- Exercise aim
Below are some records. Copy every line in them that holds "structured".

- Provided material
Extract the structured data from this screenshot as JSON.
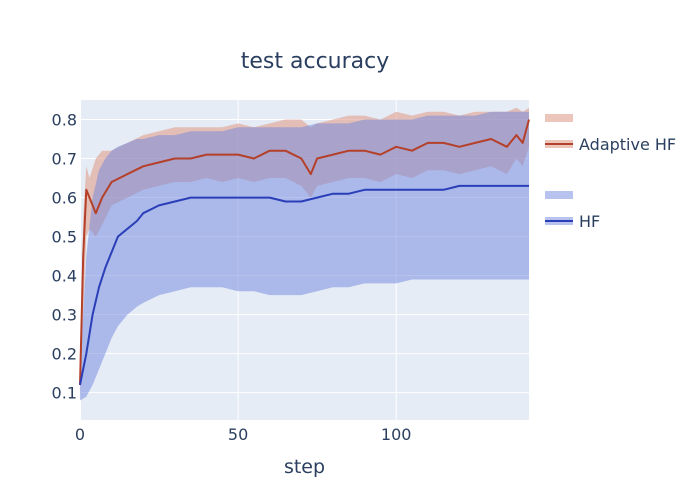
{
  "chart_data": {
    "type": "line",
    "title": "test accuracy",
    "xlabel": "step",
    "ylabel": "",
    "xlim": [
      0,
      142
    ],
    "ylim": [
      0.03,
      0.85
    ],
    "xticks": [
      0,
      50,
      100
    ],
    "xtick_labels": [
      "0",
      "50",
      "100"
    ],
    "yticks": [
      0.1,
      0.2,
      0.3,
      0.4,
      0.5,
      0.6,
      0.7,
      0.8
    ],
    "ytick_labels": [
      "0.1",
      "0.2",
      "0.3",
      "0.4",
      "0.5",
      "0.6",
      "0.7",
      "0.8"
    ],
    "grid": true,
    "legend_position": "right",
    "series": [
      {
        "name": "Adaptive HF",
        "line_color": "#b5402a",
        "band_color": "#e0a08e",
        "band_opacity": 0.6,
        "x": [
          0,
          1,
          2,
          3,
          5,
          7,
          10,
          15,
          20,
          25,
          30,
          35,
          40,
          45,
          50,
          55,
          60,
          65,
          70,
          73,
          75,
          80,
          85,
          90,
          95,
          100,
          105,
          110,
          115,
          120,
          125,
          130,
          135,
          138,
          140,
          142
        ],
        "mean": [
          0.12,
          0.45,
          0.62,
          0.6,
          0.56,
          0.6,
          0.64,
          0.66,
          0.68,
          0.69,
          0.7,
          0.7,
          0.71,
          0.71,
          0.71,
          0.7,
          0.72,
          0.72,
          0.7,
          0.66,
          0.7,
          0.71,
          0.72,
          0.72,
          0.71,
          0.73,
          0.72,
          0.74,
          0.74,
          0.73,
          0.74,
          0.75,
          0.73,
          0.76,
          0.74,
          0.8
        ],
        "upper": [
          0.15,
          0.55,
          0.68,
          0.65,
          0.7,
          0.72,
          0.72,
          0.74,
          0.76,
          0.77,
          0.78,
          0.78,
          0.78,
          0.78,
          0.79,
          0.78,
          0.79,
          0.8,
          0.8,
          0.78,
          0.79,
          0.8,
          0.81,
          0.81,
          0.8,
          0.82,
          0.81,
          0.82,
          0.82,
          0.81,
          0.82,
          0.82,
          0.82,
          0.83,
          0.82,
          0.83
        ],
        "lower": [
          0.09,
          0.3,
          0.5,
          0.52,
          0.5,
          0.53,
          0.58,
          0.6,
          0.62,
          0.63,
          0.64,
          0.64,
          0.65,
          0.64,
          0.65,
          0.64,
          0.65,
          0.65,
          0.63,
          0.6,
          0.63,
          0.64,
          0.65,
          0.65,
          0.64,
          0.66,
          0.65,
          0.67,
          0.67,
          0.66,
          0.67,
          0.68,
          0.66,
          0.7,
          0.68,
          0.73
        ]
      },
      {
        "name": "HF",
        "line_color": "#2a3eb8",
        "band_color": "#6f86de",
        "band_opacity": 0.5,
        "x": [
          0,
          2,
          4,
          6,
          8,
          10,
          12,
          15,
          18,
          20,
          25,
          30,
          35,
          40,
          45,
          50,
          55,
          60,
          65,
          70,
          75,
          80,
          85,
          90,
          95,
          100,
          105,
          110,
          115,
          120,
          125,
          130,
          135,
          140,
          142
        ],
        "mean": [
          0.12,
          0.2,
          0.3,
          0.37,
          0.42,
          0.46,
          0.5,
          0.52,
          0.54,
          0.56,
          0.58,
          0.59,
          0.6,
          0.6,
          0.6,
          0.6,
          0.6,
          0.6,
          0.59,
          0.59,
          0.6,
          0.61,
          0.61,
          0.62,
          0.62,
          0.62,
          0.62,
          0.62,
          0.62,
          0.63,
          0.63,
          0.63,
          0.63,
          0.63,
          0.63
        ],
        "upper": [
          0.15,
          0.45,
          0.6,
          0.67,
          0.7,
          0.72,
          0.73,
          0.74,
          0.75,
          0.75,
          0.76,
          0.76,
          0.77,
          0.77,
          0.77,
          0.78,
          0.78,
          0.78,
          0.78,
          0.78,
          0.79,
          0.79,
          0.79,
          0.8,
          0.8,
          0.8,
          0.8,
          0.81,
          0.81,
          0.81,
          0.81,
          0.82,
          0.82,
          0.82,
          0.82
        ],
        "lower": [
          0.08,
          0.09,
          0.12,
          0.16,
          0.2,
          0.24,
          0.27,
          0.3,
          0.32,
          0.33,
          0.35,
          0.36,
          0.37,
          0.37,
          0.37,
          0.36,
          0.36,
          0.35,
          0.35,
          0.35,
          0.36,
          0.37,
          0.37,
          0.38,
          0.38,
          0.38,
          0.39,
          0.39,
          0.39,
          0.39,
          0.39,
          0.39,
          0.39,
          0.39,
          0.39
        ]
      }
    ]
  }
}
--
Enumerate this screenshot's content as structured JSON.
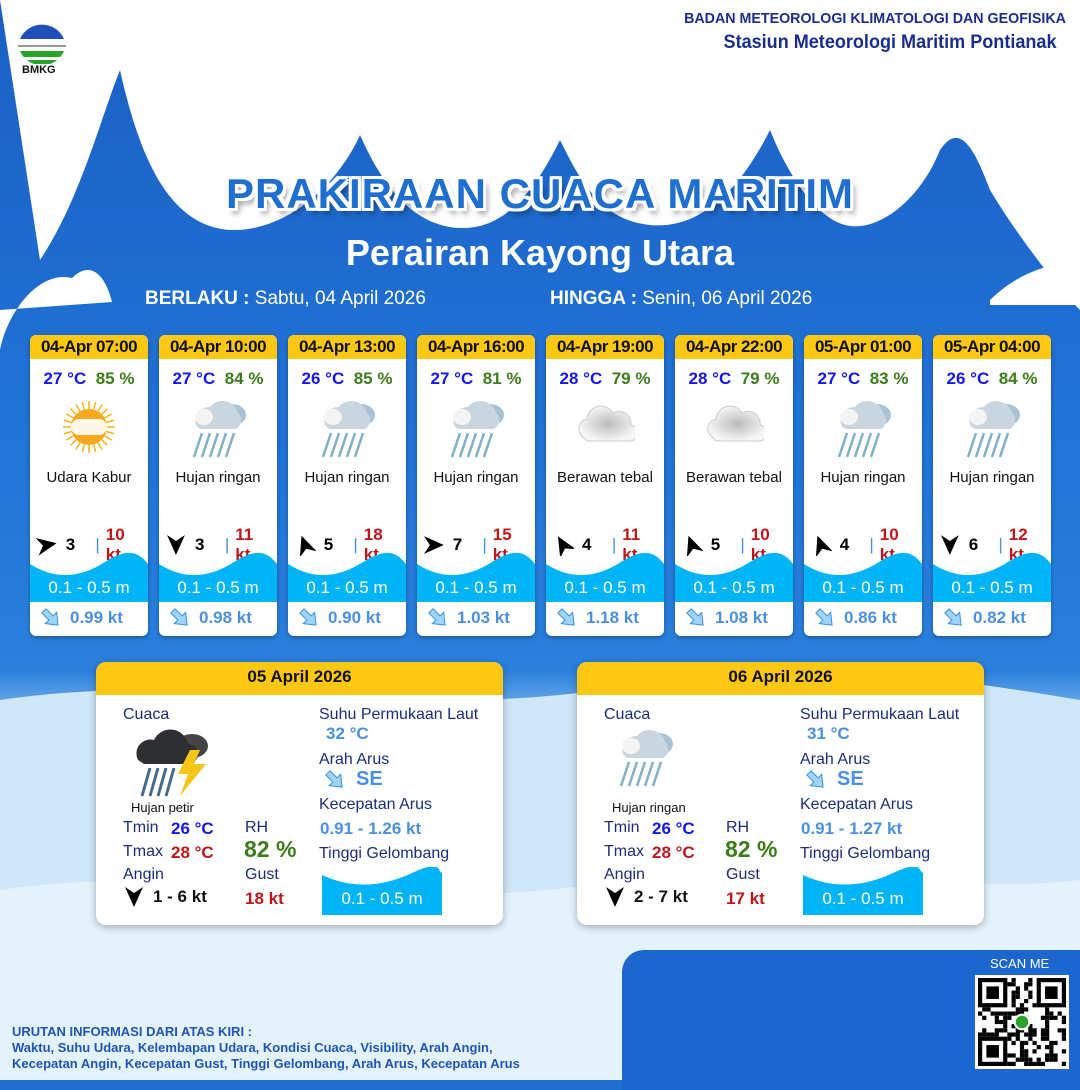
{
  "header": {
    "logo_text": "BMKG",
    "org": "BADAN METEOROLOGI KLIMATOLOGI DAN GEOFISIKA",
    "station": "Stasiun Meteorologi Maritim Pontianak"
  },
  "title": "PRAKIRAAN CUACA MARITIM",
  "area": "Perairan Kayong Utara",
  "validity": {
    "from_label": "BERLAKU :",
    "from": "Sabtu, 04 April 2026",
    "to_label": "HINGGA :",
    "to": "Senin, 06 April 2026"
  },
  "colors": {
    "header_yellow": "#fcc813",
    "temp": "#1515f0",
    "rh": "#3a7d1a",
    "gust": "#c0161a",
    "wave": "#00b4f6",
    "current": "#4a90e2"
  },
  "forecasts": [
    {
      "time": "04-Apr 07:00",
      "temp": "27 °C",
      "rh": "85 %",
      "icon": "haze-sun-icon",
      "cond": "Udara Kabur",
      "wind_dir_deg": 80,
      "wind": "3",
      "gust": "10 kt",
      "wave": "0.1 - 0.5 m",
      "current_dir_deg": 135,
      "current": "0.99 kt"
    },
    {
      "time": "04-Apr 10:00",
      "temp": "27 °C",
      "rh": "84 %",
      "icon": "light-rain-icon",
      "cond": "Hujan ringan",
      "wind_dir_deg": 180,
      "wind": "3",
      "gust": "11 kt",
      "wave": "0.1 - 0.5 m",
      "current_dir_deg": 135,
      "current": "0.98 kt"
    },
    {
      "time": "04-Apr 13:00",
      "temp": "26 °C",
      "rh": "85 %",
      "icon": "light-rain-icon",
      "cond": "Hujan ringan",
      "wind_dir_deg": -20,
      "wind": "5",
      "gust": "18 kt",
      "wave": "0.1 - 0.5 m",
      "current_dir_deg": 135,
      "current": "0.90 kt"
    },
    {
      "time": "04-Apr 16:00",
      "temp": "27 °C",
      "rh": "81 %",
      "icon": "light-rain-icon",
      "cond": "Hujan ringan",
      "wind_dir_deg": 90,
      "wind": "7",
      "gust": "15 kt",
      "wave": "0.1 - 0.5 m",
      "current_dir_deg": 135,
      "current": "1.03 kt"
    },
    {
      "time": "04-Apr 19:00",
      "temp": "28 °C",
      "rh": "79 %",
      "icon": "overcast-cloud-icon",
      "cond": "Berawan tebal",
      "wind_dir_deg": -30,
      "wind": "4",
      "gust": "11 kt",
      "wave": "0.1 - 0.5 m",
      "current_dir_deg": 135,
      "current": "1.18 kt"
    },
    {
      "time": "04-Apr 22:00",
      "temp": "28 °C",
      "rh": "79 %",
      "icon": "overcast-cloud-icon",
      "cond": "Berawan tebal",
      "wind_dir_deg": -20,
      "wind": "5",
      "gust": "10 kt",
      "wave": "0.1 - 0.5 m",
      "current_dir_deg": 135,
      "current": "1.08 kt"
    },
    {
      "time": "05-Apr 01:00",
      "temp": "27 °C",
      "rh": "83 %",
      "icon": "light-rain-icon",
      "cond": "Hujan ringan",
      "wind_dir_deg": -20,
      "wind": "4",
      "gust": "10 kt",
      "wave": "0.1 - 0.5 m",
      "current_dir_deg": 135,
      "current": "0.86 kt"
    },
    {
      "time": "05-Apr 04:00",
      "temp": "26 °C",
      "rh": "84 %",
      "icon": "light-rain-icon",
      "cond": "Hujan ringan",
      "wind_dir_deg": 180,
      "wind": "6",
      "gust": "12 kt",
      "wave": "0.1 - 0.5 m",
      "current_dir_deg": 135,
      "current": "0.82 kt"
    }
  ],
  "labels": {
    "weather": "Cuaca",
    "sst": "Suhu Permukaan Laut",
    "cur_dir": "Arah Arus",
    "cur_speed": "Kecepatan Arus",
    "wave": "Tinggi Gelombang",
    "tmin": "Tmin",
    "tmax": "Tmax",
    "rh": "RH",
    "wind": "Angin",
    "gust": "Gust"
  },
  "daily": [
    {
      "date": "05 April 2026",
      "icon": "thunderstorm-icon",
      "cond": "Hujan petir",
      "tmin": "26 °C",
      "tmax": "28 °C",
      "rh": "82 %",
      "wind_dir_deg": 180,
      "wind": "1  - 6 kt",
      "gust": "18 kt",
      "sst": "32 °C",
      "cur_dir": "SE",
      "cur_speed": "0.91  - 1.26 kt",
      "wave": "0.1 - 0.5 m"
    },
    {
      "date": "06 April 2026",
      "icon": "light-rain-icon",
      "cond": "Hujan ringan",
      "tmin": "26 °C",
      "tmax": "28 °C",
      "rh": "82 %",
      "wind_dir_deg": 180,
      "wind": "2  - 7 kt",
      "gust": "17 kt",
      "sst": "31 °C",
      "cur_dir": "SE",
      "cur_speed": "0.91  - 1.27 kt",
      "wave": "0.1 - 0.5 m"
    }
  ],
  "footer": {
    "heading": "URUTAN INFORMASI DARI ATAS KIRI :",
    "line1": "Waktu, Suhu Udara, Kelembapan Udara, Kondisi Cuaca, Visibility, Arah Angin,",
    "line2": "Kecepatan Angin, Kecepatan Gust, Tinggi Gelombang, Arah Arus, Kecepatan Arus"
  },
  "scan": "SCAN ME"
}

- Result
Extract the structured data from this screenshot as JSON.
Enumerate this screenshot's content as structured JSON.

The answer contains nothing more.